[Entries from a dataset]
....................

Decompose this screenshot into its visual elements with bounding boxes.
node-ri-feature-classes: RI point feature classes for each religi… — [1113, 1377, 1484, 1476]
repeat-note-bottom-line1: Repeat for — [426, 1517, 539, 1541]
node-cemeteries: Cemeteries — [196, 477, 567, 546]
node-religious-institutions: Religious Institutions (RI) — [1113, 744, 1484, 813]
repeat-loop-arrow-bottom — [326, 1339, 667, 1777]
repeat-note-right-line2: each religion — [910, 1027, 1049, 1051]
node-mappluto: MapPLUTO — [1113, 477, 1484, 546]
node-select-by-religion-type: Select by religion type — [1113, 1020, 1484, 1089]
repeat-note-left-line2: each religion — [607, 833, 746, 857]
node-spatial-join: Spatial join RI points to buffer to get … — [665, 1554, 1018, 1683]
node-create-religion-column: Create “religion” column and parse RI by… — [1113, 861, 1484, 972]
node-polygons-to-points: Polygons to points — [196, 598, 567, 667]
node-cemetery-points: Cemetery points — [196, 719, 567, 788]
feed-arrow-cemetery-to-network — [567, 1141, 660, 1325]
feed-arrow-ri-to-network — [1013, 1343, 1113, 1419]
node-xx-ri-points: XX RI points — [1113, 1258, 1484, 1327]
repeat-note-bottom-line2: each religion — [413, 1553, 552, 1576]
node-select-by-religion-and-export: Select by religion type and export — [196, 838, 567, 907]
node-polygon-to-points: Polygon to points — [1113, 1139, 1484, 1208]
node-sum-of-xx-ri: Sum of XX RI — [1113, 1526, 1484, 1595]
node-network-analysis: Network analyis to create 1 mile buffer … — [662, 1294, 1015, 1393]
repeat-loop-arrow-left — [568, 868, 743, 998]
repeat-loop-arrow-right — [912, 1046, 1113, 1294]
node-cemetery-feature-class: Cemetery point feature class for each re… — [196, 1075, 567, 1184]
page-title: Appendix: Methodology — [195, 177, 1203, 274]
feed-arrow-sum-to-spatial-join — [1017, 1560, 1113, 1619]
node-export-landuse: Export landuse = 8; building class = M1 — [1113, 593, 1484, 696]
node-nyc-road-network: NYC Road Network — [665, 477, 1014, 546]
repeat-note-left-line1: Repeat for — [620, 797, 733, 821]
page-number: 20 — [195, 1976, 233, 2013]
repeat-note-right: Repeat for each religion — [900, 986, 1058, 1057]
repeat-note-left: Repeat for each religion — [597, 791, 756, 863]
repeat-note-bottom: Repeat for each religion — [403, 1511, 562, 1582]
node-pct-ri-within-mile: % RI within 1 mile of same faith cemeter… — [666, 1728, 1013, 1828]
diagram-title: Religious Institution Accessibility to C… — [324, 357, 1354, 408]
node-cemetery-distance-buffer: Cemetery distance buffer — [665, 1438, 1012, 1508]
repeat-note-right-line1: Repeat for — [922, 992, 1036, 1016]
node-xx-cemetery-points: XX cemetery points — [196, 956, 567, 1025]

....................

AIM OF THE EXERCISE = Retype the stretch of the entries from their start through the line containing "node-mappluto: MapPLUTO —", keeping every character unchanged.

RESPONSE =
Decompose this screenshot into its visual elements with bounding boxes.
node-ri-feature-classes: RI point feature classes for each religi… — [1113, 1377, 1484, 1476]
repeat-note-bottom-line1: Repeat for — [426, 1517, 539, 1541]
node-cemeteries: Cemeteries — [196, 477, 567, 546]
node-religious-institutions: Religious Institutions (RI) — [1113, 744, 1484, 813]
repeat-loop-arrow-bottom — [326, 1339, 667, 1777]
repeat-note-right-line2: each religion — [910, 1027, 1049, 1051]
node-mappluto: MapPLUTO — [1113, 477, 1484, 546]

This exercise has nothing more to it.